The problem: For each line below that includes the word "mārie", make a copy.

Records from a dataset
"""

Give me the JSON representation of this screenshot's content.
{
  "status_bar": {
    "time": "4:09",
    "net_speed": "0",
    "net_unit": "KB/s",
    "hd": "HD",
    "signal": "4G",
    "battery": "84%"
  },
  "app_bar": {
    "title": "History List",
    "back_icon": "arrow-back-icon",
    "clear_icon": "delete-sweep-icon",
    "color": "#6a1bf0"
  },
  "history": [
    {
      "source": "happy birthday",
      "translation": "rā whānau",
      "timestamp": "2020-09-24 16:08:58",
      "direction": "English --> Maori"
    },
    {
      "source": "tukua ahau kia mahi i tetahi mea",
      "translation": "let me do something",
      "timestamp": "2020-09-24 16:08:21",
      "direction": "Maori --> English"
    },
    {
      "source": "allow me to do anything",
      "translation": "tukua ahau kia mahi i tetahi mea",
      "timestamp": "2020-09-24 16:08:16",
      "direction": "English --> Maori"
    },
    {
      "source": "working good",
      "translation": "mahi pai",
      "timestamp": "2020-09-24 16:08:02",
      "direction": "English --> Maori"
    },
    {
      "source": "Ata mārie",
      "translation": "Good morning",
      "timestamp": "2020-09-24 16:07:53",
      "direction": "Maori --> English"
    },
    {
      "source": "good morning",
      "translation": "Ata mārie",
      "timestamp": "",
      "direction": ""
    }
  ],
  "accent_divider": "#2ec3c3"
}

"""

Output for this task:
      "source": "Ata mārie",
      "translation": "Ata mārie",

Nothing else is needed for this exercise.